Items from a dataset:
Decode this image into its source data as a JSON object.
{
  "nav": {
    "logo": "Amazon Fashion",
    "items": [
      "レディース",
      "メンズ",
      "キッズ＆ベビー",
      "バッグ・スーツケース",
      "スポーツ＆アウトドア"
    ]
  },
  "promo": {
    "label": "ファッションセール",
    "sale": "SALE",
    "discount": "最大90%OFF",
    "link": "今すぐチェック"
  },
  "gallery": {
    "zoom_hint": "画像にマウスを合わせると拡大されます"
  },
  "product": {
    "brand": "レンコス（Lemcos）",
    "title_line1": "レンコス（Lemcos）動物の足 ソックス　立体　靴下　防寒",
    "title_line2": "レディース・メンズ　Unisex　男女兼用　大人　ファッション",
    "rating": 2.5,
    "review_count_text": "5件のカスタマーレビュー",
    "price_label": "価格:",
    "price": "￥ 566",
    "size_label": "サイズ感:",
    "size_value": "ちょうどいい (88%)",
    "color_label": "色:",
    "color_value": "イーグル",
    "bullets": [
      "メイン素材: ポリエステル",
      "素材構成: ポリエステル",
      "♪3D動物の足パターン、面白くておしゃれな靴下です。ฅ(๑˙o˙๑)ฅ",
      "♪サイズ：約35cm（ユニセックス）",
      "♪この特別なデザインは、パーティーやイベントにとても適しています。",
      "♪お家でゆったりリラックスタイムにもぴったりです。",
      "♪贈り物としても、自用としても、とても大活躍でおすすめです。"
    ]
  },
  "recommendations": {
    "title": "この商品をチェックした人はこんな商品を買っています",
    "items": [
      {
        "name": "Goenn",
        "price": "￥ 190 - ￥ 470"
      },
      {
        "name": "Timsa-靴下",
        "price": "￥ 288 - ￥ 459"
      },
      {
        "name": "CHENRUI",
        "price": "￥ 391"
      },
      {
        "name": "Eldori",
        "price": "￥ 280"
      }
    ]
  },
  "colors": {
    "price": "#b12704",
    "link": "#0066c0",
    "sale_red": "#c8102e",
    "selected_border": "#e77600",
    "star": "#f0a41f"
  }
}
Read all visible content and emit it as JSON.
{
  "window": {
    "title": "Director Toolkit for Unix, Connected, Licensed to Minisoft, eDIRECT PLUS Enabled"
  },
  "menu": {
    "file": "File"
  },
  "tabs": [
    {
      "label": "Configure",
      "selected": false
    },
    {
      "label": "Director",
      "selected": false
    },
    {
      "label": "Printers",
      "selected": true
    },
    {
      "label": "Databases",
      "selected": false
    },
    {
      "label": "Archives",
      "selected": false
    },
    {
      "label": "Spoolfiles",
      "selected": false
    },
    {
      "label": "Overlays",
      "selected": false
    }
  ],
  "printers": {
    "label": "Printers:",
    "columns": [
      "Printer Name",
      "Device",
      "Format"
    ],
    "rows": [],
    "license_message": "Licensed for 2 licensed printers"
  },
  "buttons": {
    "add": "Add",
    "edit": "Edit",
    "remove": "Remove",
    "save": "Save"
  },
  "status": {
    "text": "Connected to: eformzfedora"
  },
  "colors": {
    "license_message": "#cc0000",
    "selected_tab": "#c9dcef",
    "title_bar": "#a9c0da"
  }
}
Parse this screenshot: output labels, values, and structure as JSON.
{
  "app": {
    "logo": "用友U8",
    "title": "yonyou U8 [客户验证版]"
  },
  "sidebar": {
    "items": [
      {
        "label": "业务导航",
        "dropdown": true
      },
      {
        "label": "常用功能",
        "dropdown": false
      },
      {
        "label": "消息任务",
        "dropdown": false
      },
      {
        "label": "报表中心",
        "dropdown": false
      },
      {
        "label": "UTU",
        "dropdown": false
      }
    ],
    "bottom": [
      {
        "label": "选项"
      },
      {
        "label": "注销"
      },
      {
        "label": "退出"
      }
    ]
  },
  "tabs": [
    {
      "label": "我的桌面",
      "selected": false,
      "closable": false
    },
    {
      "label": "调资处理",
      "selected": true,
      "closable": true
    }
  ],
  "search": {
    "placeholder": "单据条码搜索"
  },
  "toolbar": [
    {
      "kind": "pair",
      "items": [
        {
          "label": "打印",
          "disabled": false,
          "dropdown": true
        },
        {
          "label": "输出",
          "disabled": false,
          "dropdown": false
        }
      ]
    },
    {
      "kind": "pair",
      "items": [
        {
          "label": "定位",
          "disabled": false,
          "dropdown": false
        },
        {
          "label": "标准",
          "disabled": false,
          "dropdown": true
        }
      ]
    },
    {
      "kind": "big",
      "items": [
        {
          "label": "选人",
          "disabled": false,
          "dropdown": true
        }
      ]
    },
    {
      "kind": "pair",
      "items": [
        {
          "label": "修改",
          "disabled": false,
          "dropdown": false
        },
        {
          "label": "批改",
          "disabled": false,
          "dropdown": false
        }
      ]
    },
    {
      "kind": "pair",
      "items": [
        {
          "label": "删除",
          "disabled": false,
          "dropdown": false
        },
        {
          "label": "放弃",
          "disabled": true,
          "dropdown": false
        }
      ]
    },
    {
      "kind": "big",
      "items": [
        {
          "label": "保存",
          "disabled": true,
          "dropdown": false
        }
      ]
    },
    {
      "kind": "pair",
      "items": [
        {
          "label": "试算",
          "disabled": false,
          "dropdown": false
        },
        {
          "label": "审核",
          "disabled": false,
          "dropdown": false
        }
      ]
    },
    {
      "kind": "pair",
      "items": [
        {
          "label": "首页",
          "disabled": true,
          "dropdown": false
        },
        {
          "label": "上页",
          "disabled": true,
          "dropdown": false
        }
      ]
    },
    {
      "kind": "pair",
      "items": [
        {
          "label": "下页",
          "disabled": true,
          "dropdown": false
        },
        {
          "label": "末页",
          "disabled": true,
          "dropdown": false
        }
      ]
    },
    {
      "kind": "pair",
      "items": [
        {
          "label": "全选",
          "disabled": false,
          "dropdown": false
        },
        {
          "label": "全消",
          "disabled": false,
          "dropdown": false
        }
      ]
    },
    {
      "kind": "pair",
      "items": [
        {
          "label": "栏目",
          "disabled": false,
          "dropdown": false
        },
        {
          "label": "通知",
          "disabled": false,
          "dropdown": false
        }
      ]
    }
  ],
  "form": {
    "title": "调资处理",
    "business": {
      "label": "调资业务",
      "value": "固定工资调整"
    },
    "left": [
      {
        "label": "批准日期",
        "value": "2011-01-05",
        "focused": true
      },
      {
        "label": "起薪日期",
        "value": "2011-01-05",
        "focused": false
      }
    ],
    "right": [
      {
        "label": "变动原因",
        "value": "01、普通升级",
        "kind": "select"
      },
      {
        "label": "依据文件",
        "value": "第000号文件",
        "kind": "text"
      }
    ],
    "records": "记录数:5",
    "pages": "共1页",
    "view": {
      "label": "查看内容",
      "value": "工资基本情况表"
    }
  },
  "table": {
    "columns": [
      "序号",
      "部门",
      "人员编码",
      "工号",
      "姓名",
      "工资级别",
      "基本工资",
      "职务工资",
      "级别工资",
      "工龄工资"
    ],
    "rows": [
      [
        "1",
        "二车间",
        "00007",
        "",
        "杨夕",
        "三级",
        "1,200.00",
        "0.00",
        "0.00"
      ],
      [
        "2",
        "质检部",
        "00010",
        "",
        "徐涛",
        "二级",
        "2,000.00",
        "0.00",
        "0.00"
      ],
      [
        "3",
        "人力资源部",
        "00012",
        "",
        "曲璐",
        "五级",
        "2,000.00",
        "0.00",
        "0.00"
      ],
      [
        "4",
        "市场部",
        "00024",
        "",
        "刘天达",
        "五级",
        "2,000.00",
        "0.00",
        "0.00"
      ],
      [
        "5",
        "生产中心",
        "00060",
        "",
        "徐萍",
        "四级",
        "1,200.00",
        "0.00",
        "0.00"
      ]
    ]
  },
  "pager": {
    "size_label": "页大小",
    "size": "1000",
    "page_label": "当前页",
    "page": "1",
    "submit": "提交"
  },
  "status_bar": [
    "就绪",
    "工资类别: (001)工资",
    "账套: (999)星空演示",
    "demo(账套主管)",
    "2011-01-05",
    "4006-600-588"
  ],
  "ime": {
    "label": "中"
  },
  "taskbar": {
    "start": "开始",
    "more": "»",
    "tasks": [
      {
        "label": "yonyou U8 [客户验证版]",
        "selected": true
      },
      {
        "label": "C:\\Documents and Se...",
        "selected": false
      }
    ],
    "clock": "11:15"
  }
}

**Work to do**:
Copy, from the material above, each line in which the string "Licensed" occurs.

**Solution for this task**:
    "title": "Director Toolkit for Unix, Connected, Licensed to Minisoft, eDIRECT PLUS Enabled"
    "license_message": "Licensed for 2 licensed printers"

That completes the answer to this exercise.